• Dataset entries on figures:
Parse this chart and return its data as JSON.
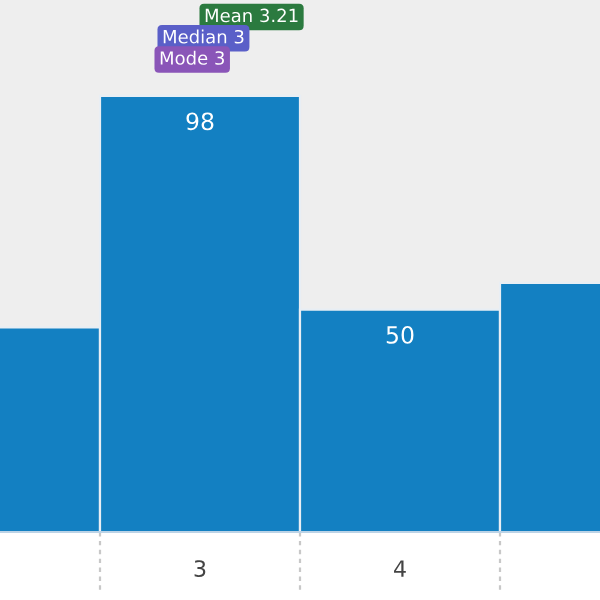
{
  "chart_data": {
    "type": "bar",
    "categories": [
      null,
      "3",
      "4",
      null
    ],
    "values": [
      46,
      98,
      50,
      56
    ],
    "value_labels": [
      null,
      "98",
      "50",
      null
    ],
    "color": "#1380c2",
    "annotations": [
      "Mean 3.21",
      "Median 3",
      "Mode 3"
    ],
    "grid": false,
    "legend": false
  }
}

• What the exercise asks: Reproduce every entry exactly, but omit each picture.

• Task output:
Parse this chart and return its data as JSON.
{
  "chart_data": {
    "type": "bar",
    "categories": [
      null,
      "3",
      "4",
      null
    ],
    "values": [
      46,
      98,
      50,
      56
    ],
    "value_labels": [
      null,
      "98",
      "50",
      null
    ],
    "color": "#1380c2",
    "annotations": [
      "Mean 3.21",
      "Median 3",
      "Mode 3"
    ],
    "grid": false,
    "legend": false
  }
}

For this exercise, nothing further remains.